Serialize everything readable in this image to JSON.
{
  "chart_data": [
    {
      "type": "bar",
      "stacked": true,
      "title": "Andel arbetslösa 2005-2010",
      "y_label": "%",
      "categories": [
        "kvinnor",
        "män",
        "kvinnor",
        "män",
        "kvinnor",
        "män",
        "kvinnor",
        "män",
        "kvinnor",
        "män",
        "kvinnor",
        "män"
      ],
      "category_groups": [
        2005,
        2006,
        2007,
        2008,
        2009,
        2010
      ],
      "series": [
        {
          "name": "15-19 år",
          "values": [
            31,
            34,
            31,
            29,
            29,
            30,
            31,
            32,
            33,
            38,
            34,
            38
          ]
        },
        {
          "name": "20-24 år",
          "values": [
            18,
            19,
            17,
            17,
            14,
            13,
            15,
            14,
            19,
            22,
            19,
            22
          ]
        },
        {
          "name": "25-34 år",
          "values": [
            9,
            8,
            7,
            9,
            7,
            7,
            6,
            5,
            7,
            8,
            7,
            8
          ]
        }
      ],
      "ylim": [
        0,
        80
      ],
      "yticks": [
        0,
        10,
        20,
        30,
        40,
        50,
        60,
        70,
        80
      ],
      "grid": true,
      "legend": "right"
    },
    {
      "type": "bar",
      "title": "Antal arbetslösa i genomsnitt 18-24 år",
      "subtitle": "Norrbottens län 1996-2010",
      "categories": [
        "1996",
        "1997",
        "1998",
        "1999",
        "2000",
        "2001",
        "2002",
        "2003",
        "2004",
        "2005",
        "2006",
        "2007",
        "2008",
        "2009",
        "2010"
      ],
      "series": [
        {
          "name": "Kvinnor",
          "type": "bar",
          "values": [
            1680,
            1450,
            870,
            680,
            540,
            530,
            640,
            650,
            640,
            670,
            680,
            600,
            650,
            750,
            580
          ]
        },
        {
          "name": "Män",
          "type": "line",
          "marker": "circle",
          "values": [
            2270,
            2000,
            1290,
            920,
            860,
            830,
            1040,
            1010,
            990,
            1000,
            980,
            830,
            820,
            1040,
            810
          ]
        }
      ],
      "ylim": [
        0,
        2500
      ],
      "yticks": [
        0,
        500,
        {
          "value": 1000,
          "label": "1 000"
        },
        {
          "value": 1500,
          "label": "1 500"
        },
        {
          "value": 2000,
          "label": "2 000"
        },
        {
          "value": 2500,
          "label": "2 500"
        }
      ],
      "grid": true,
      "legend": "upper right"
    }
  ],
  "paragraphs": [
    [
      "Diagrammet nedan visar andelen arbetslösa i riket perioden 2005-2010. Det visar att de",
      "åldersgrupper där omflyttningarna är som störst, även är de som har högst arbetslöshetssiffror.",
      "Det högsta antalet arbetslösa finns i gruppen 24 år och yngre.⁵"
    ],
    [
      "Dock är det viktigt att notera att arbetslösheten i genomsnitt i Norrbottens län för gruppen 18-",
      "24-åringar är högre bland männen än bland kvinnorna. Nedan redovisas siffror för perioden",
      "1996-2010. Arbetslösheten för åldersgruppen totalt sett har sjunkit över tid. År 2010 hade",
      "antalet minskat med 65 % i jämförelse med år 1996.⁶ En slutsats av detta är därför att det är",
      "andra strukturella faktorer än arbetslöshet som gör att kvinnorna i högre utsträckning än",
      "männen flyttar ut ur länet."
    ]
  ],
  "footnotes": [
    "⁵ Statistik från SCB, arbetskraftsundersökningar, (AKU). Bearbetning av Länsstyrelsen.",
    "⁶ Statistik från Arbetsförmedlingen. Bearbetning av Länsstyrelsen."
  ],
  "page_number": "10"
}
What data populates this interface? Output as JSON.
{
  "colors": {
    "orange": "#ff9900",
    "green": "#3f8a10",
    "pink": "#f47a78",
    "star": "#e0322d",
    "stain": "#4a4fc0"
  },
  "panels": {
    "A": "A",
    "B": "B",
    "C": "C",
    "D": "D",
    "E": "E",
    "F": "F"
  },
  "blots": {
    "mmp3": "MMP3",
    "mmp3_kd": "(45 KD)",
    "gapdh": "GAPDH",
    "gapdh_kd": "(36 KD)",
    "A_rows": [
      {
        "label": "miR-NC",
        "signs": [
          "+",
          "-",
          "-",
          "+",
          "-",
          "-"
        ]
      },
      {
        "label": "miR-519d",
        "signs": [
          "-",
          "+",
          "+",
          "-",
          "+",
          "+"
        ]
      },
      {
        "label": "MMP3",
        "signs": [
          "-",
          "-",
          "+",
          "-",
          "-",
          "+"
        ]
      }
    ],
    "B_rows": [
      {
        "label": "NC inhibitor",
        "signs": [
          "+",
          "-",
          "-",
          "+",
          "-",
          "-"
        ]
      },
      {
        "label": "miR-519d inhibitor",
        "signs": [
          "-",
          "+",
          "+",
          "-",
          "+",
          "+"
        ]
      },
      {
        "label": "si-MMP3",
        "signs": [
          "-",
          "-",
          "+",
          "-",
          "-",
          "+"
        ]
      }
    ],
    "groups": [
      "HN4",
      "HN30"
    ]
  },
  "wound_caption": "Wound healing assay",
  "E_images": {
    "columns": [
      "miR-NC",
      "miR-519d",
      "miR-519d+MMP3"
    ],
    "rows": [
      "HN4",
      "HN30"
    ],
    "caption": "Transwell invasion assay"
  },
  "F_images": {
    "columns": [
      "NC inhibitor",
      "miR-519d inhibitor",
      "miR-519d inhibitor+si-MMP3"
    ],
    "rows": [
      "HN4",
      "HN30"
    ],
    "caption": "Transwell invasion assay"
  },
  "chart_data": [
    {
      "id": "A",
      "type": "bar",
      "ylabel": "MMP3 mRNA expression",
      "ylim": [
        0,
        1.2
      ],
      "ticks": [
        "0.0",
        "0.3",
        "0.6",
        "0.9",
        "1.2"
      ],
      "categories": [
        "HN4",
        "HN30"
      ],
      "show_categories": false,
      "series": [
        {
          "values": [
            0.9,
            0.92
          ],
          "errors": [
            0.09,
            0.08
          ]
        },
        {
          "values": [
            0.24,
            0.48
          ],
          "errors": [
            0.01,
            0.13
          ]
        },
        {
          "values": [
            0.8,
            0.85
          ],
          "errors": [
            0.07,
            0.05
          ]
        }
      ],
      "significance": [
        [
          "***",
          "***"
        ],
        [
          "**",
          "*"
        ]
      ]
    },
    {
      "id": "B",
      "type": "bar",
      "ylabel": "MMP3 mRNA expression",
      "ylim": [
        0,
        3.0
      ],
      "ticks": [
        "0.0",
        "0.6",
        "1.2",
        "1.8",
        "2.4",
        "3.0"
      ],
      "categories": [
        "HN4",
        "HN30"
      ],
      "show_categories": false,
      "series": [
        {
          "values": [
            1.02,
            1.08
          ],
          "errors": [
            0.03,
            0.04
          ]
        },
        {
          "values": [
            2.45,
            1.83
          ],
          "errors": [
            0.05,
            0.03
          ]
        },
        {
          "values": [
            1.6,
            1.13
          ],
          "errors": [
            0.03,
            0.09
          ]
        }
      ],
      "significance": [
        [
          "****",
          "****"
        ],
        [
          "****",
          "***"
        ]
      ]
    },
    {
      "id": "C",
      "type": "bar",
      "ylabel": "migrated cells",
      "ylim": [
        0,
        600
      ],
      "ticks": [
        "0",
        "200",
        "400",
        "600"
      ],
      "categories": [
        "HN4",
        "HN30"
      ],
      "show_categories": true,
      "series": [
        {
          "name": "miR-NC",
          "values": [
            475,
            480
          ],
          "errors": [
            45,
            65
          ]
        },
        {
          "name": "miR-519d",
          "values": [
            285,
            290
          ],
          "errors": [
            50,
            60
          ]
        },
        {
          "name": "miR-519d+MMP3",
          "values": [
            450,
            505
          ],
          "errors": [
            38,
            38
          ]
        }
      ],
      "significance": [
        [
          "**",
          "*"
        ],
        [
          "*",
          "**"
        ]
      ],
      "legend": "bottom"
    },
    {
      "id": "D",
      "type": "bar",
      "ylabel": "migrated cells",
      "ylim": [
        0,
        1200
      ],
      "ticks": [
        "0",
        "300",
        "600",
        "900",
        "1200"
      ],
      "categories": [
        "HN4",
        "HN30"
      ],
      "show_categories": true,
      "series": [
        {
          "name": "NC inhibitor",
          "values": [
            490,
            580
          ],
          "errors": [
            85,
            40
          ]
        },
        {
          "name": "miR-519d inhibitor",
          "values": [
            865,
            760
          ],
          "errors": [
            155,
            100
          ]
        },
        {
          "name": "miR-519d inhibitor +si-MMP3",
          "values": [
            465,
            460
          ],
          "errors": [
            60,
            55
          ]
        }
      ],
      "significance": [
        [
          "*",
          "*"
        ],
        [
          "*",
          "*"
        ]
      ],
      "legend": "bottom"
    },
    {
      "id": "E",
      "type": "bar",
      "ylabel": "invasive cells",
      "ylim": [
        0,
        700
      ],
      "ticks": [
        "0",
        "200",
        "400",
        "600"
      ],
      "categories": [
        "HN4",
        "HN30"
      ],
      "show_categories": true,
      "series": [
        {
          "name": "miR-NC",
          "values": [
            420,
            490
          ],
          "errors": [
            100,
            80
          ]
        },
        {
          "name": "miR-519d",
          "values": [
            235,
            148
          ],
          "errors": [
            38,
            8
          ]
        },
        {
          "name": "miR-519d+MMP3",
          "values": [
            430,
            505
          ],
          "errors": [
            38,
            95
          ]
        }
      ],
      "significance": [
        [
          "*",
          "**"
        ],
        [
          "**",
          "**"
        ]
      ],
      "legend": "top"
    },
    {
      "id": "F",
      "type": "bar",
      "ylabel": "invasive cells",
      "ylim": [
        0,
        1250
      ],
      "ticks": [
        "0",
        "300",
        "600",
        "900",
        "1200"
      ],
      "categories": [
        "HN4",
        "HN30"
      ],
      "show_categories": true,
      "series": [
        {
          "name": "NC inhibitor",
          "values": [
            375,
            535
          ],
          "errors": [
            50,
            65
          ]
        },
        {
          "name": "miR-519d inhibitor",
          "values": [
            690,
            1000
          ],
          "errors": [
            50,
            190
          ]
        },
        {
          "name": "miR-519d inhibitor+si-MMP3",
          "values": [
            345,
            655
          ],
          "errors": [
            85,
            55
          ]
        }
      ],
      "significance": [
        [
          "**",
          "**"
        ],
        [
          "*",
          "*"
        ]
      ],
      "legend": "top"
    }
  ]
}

| Instructions for the task |
Each line above that has the word "genomsnitt" must be copied.

| Written response |
      "title": "Antal arbetslösa i genomsnitt 18-24 år",
      "Dock är det viktigt att notera att arbetslösheten i genomsnitt i Norrbottens län för gruppen 18-",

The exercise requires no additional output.